EXERCISE INSTRUCTIONS: Write only the number of lines in the records beneath that hold "Schmerzschwelle".
^^^^^^^^
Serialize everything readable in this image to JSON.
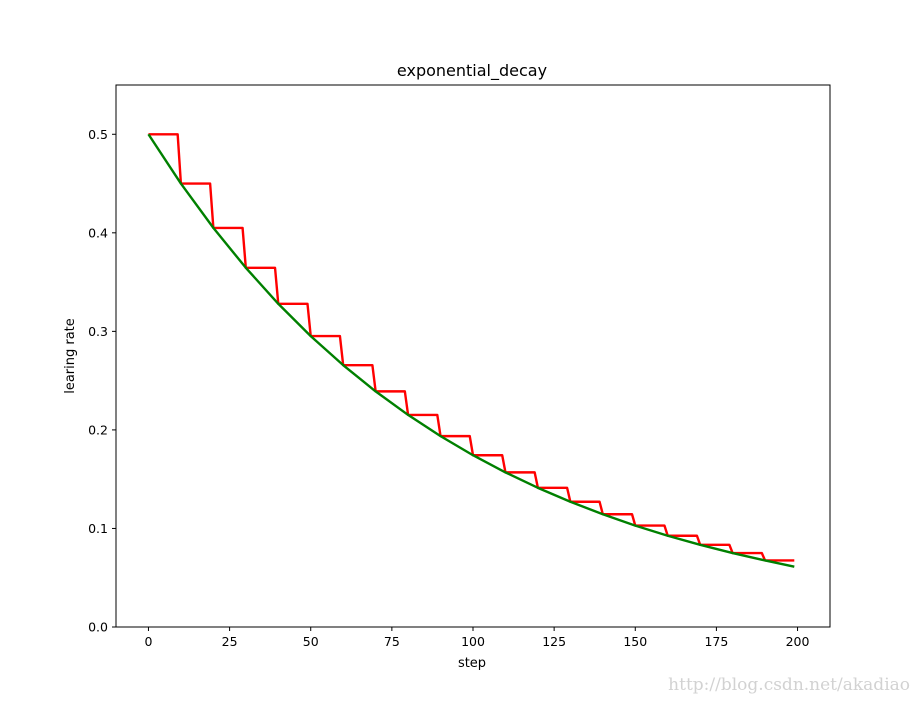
{
  "chart_data": {
    "type": "line",
    "title": "exponential_decay",
    "xlabel": "step",
    "ylabel": "learing rate",
    "xlim": [
      -10,
      210
    ],
    "ylim": [
      0,
      0.55
    ],
    "xticks": [
      0,
      25,
      50,
      75,
      100,
      125,
      150,
      175,
      200
    ],
    "xtick_labels": [
      "0",
      "25",
      "50",
      "75",
      "100",
      "125",
      "150",
      "175",
      "200"
    ],
    "yticks": [
      0.0,
      0.1,
      0.2,
      0.3,
      0.4,
      0.5
    ],
    "ytick_labels": [
      "0.0",
      "0.1",
      "0.2",
      "0.3",
      "0.4",
      "0.5"
    ],
    "grid": false,
    "legend": "none",
    "series": [
      {
        "color": "#ff0000",
        "style": "staircase",
        "x": [
          0,
          9,
          10,
          19,
          20,
          29,
          30,
          39,
          40,
          49,
          50,
          59,
          60,
          69,
          70,
          79,
          80,
          89,
          90,
          99,
          100,
          109,
          110,
          119,
          120,
          129,
          130,
          139,
          140,
          149,
          150,
          159,
          160,
          169,
          170,
          179,
          180,
          189,
          190,
          199
        ],
        "y": [
          0.5,
          0.5,
          0.45,
          0.45,
          0.405,
          0.405,
          0.3645,
          0.3645,
          0.328,
          0.328,
          0.2952,
          0.2952,
          0.2657,
          0.2657,
          0.2391,
          0.2391,
          0.2152,
          0.2152,
          0.1937,
          0.1937,
          0.1743,
          0.1743,
          0.1569,
          0.1569,
          0.1412,
          0.1412,
          0.1271,
          0.1271,
          0.1144,
          0.1144,
          0.1029,
          0.1029,
          0.0926,
          0.0926,
          0.0834,
          0.0834,
          0.075,
          0.075,
          0.0675,
          0.0675
        ]
      },
      {
        "color": "#008000",
        "style": "smooth",
        "x": [
          0,
          10,
          20,
          30,
          40,
          50,
          60,
          70,
          80,
          90,
          100,
          110,
          120,
          130,
          140,
          150,
          160,
          170,
          180,
          190,
          199
        ],
        "y": [
          0.5,
          0.45,
          0.405,
          0.3645,
          0.328,
          0.2952,
          0.2657,
          0.2391,
          0.2152,
          0.1937,
          0.1743,
          0.1569,
          0.1412,
          0.1271,
          0.1144,
          0.1029,
          0.0926,
          0.0834,
          0.075,
          0.0675,
          0.0612
        ]
      }
    ]
  },
  "watermark": "http://blog.csdn.net/akadiao"
}
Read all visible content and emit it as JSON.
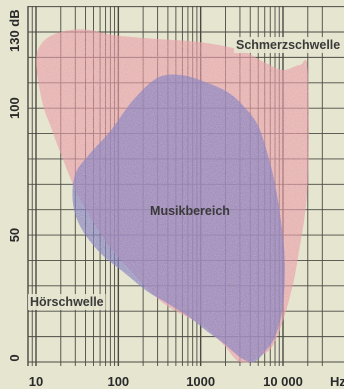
{
  "chart_data": {
    "type": "area",
    "title": "",
    "x_scale": "log",
    "xlim": [
      10,
      20000
    ],
    "ylim": [
      0,
      130
    ],
    "x_ticks": [
      {
        "value": 10,
        "label": "10"
      },
      {
        "value": 100,
        "label": "100"
      },
      {
        "value": 1000,
        "label": "1000"
      },
      {
        "value": 10000,
        "label": "10 000"
      }
    ],
    "x_unit_label": "Hz",
    "y_ticks": [
      {
        "value": 0,
        "label": "0"
      },
      {
        "value": 50,
        "label": "50"
      },
      {
        "value": 100,
        "label": "100"
      },
      {
        "value": 130,
        "label": "130 dB"
      }
    ],
    "grid": true,
    "regions": [
      {
        "name": "Schmerzschwelle",
        "label": "Schmerzschwelle",
        "color": "#e9a1ab",
        "x": [
          10,
          12,
          20,
          40,
          80,
          150,
          400,
          1000,
          3000,
          6000,
          10000,
          16000,
          20000,
          20000,
          15000,
          12000,
          9000,
          7000,
          5000,
          4000,
          3000,
          2500,
          2000,
          1500,
          1000,
          500,
          300,
          150,
          80,
          50,
          30,
          20,
          15,
          12,
          10
        ],
        "y": [
          118,
          126,
          130,
          131,
          129,
          128,
          127,
          126,
          123,
          118,
          115,
          117,
          115,
          70,
          40,
          25,
          12,
          5,
          2,
          0,
          0,
          2,
          6,
          10,
          15,
          20,
          25,
          35,
          45,
          55,
          68,
          82,
          93,
          102,
          118
        ]
      },
      {
        "name": "Musikbereich",
        "label": "Musikbereich",
        "color": "#8b86c4",
        "x": [
          30,
          45,
          80,
          150,
          300,
          600,
          1200,
          2200,
          3500,
          5000,
          6500,
          8000,
          9500,
          10500,
          10000,
          8000,
          6000,
          4500,
          3300,
          2500,
          1800,
          1200,
          700,
          400,
          220,
          120,
          60,
          35,
          28,
          30
        ],
        "y": [
          74,
          82,
          91,
          103,
          112,
          113,
          110,
          106,
          100,
          93,
          82,
          70,
          55,
          40,
          22,
          10,
          4,
          0,
          1,
          4,
          8,
          12,
          18,
          23,
          28,
          35,
          43,
          53,
          63,
          74
        ]
      },
      {
        "name": "Hörschwelle",
        "label": "Hörschwelle",
        "color": "#ffffff",
        "x": [
          10,
          20,
          50,
          100,
          300,
          1000,
          3000,
          6000,
          10000,
          16000,
          20000
        ],
        "y": [
          65,
          50,
          40,
          25,
          12,
          4,
          -2,
          5,
          12,
          30,
          50
        ]
      }
    ]
  },
  "colors": {
    "background": "#e6e5cf",
    "grid": "#4a4a44",
    "pain_area": "#e9a1ab",
    "music_area": "#8b86c4"
  }
}
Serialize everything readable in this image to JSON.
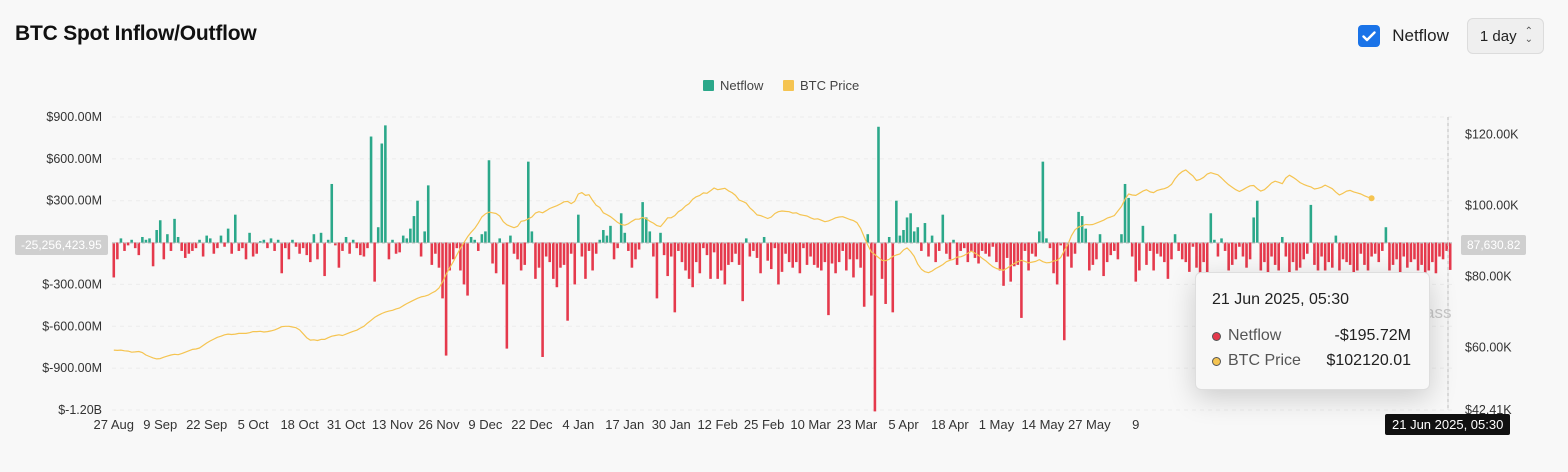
{
  "header": {
    "title": "BTC Spot Inflow/Outflow",
    "netflow_checkbox_label": "Netflow",
    "interval_label": "1 day"
  },
  "colors": {
    "positive": "#2ba88a",
    "negative": "#e5394c",
    "price": "#f5c451",
    "checkbox": "#1a73e8"
  },
  "tooltip": {
    "date": "21 Jun 2025, 05:30",
    "netflow_label": "Netflow",
    "netflow_value": "-$195.72M",
    "price_label": "BTC Price",
    "price_value": "$102120.01"
  },
  "crosshair": {
    "left_value": "-25,256,423.95",
    "right_value": "87,630.82",
    "x_label": "21 Jun 2025, 05:30"
  },
  "watermark": "ass",
  "chart_data": {
    "type": "bar",
    "legend": [
      "Netflow",
      "BTC Price"
    ],
    "legend_position": "top-center",
    "left_axis": {
      "ticks": [
        "$900.00M",
        "$600.00M",
        "$300.00M",
        "$-300.00M",
        "$-600.00M",
        "$-900.00M",
        "$-1.20B"
      ],
      "tick_values": [
        900,
        600,
        300,
        -300,
        -600,
        -900,
        -1200
      ],
      "range": [
        -1200,
        900
      ],
      "unit": "USD millions"
    },
    "right_axis": {
      "ticks": [
        "$120.00K",
        "$100.00K",
        "$80.00K",
        "$60.00K",
        "$42.41K"
      ],
      "tick_values": [
        120,
        100,
        80,
        60,
        42.41
      ],
      "range": [
        42.41,
        125
      ],
      "unit": "USD thousands"
    },
    "x_ticks": [
      "27 Aug",
      "9 Sep",
      "22 Sep",
      "5 Oct",
      "18 Oct",
      "31 Oct",
      "13 Nov",
      "26 Nov",
      "9 Dec",
      "22 Dec",
      "4 Jan",
      "17 Jan",
      "30 Jan",
      "12 Feb",
      "25 Feb",
      "10 Mar",
      "23 Mar",
      "5 Apr",
      "18 Apr",
      "1 May",
      "14 May",
      "27 May",
      "9"
    ],
    "x_tick_index": [
      0,
      13,
      26,
      39,
      52,
      65,
      78,
      91,
      104,
      117,
      130,
      143,
      156,
      169,
      182,
      195,
      208,
      221,
      234,
      247,
      260,
      273,
      286
    ],
    "grid": true,
    "series": [
      {
        "name": "Netflow",
        "values": [
          -250,
          -120,
          30,
          -60,
          -20,
          20,
          -40,
          -90,
          40,
          20,
          30,
          -170,
          90,
          160,
          -120,
          60,
          -60,
          170,
          40,
          -60,
          -110,
          -80,
          -60,
          -40,
          20,
          -100,
          50,
          30,
          -80,
          -40,
          50,
          -30,
          100,
          -80,
          200,
          -60,
          -40,
          -120,
          70,
          -100,
          -80,
          10,
          20,
          -40,
          30,
          -60,
          20,
          -220,
          -40,
          -120,
          20,
          -30,
          -80,
          -40,
          -90,
          -140,
          60,
          -120,
          70,
          -240,
          20,
          420,
          -20,
          -180,
          -60,
          40,
          -80,
          20,
          -40,
          -90,
          -100,
          -40,
          760,
          -280,
          110,
          710,
          840,
          -120,
          20,
          -80,
          -70,
          50,
          30,
          100,
          190,
          300,
          -100,
          80,
          410,
          -160,
          -80,
          -180,
          -400,
          -810,
          -200,
          -120,
          -40,
          -200,
          -300,
          -380,
          40,
          20,
          -60,
          60,
          80,
          590,
          -150,
          -220,
          30,
          -300,
          -760,
          50,
          -80,
          -120,
          -200,
          -160,
          580,
          80,
          -260,
          -180,
          -820,
          -100,
          -140,
          -260,
          -320,
          -180,
          -160,
          -560,
          -80,
          -300,
          200,
          -100,
          -260,
          -60,
          -200,
          -80,
          20,
          90,
          50,
          120,
          -120,
          -40,
          210,
          70,
          -60,
          -180,
          -120,
          -50,
          290,
          180,
          80,
          -100,
          -400,
          70,
          -90,
          -240,
          -100,
          -500,
          -60,
          -140,
          -200,
          -260,
          -320,
          -140,
          -220,
          -40,
          -90,
          -260,
          -70,
          -260,
          -200,
          -300,
          -160,
          -140,
          -80,
          -160,
          -420,
          30,
          -100,
          -60,
          -110,
          -220,
          40,
          -130,
          -190,
          -40,
          -300,
          -210,
          -80,
          -140,
          -180,
          -140,
          -220,
          -40,
          -160,
          -100,
          -160,
          -180,
          -200,
          -140,
          -520,
          -150,
          -220,
          -140,
          -60,
          -200,
          -120,
          -250,
          -120,
          -180,
          -460,
          60,
          -380,
          -1210,
          830,
          -260,
          -440,
          40,
          -500,
          300,
          50,
          90,
          180,
          210,
          80,
          110,
          -60,
          140,
          -100,
          50,
          -140,
          -60,
          200,
          -80,
          -120,
          20,
          -160,
          -60,
          -40,
          -140,
          -60,
          -110,
          -150,
          -60,
          -80,
          -100,
          -30,
          -140,
          -200,
          -310,
          -110,
          -280,
          -170,
          -160,
          -540,
          -60,
          -200,
          -80,
          -100,
          80,
          580,
          30,
          -40,
          -220,
          -300,
          -20,
          -700,
          -100,
          -180,
          -80,
          220,
          190,
          100,
          -200,
          -160,
          -120,
          60,
          -240,
          -140,
          -90,
          -60,
          -120,
          60,
          420,
          320,
          -100,
          -280,
          -200,
          120,
          -160,
          -60,
          -200,
          -80,
          -100,
          -140,
          -260,
          -120,
          60,
          -60,
          -120,
          -140,
          -210,
          -30,
          -180,
          -280,
          -140,
          -260,
          210,
          20,
          -100,
          30,
          -60,
          -200,
          -160,
          -120,
          -30,
          -100,
          -180,
          -120,
          180,
          300,
          -200,
          -140,
          -260,
          -100,
          -160,
          -200,
          40,
          -100,
          -220,
          -140,
          -200,
          -180,
          -120,
          -80,
          270,
          -160,
          -200,
          -100,
          -200,
          -140,
          -180,
          50,
          -200,
          -120,
          -140,
          -160,
          -240,
          -200,
          -80,
          -160,
          -200,
          -100,
          -80,
          -140,
          -60,
          110,
          -200,
          -160,
          -120,
          -260,
          -100,
          -180,
          -140,
          -120,
          -200,
          -160,
          -260,
          -200,
          -140,
          -220,
          -100,
          -120,
          -60,
          -196
        ],
        "color": "#e5394c"
      },
      {
        "name": "BTC Price",
        "values": [
          59.3,
          59.2,
          59.3,
          59.1,
          59.0,
          58.7,
          58.8,
          58.9,
          58.6,
          57.9,
          57.5,
          57.1,
          56.8,
          56.9,
          57.3,
          57.6,
          57.9,
          58.1,
          58.0,
          58.3,
          58.7,
          59.1,
          59.5,
          59.6,
          59.9,
          60.6,
          61.3,
          61.9,
          62.4,
          62.9,
          63.2,
          63.6,
          63.8,
          63.7,
          63.8,
          64.0,
          64.0,
          64.0,
          64.2,
          64.5,
          64.5,
          64.6,
          64.4,
          64.5,
          64.7,
          65.0,
          65.4,
          65.9,
          66.0,
          66.0,
          65.8,
          65.6,
          65.0,
          63.9,
          62.8,
          62.1,
          62.2,
          62.0,
          62.3,
          62.3,
          62.8,
          63.2,
          63.4,
          63.6,
          63.4,
          63.8,
          64.2,
          64.6,
          64.9,
          65.5,
          66.0,
          66.9,
          67.7,
          68.5,
          69.1,
          69.6,
          70.0,
          70.3,
          70.5,
          70.9,
          71.2,
          71.8,
          72.4,
          72.9,
          73.4,
          73.9,
          74.3,
          74.5,
          74.8,
          75.4,
          75.9,
          76.8,
          78.5,
          80.6,
          82.5,
          84.2,
          86.1,
          88.0,
          89.6,
          91.2,
          92.5,
          93.6,
          95.1,
          96.8,
          97.7,
          98.2,
          98.0,
          97.8,
          97.1,
          95.5,
          94.6,
          94.2,
          93.8,
          94.2,
          95.6,
          95.8,
          96.3,
          96.8,
          97.9,
          98.3,
          98.0,
          98.6,
          99.2,
          99.6,
          100.0,
          100.5,
          101.1,
          101.2,
          100.6,
          101.2,
          103.3,
          103.7,
          102.9,
          103.1,
          101.5,
          100.1,
          99.5,
          98.0,
          97.5,
          96.9,
          96.1,
          95.3,
          94.7,
          94.5,
          94.9,
          95.6,
          96.2,
          96.2,
          96.7,
          96.3,
          95.6,
          95.1,
          94.4,
          94.1,
          95.3,
          96.6,
          96.6,
          97.2,
          98.3,
          98.9,
          99.9,
          100.6,
          101.8,
          102.5,
          102.9,
          103.6,
          103.5,
          104.2,
          105.0,
          104.5,
          104.7,
          104.9,
          104.2,
          103.7,
          102.9,
          101.6,
          101.2,
          100.7,
          99.4,
          98.5,
          97.4,
          97.2,
          96.8,
          96.4,
          96.8,
          97.8,
          98.3,
          98.5,
          98.4,
          98.3,
          97.9,
          98.0,
          97.5,
          97.3,
          97.1,
          96.6,
          96.2,
          96.3,
          95.9,
          95.5,
          95.7,
          96.1,
          96.6,
          96.8,
          96.9,
          96.5,
          96.1,
          95.8,
          95.2,
          93.6,
          91.2,
          88.9,
          87.0,
          86.2,
          85.4,
          84.6,
          84.5,
          84.9,
          85.7,
          86.1,
          86.4,
          87.5,
          88.1,
          87.1,
          85.7,
          83.5,
          82.1,
          81.4,
          81.1,
          81.6,
          82.3,
          82.8,
          83.4,
          84.2,
          84.6,
          84.9,
          85.5,
          85.6,
          86.0,
          86.6,
          87.2,
          86.6,
          86.0,
          85.2,
          84.5,
          83.6,
          82.8,
          82.3,
          82.0,
          81.8,
          82.4,
          83.1,
          83.7,
          84.2,
          84.6,
          84.3,
          83.9,
          84.1,
          84.3,
          84.8,
          84.2,
          83.9,
          84.0,
          84.4,
          84.6,
          85.4,
          87.3,
          89.1,
          91.5,
          93.2,
          94.0,
          94.3,
          94.7,
          94.6,
          94.7,
          95.1,
          95.5,
          95.9,
          96.5,
          96.8,
          97.2,
          98.5,
          99.8,
          101.8,
          103.3,
          103.0,
          102.9,
          103.5,
          104.1,
          104.5,
          103.9,
          103.7,
          104.3,
          104.6,
          104.8,
          105.2,
          106.0,
          107.6,
          108.8,
          109.6,
          110.1,
          109.2,
          108.4,
          107.1,
          107.4,
          108.0,
          108.9,
          109.3,
          109.0,
          108.7,
          107.8,
          106.8,
          105.9,
          105.2,
          104.5,
          104.0,
          104.5,
          105.1,
          105.6,
          105.7,
          104.8,
          104.1,
          104.5,
          105.4,
          106.4,
          106.9,
          106.6,
          106.2,
          107.8,
          108.6,
          108.0,
          107.3,
          106.5,
          106.0,
          105.6,
          105.3,
          104.7,
          104.9,
          105.2,
          105.8,
          105.3,
          104.8,
          103.8,
          103.0,
          103.5,
          104.1,
          104.3,
          103.9,
          103.6,
          103.3,
          102.8,
          102.4,
          102.1
        ],
        "color": "#f5c451"
      }
    ]
  }
}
^^^^^^^^
EXPECTED OUTPUT: 2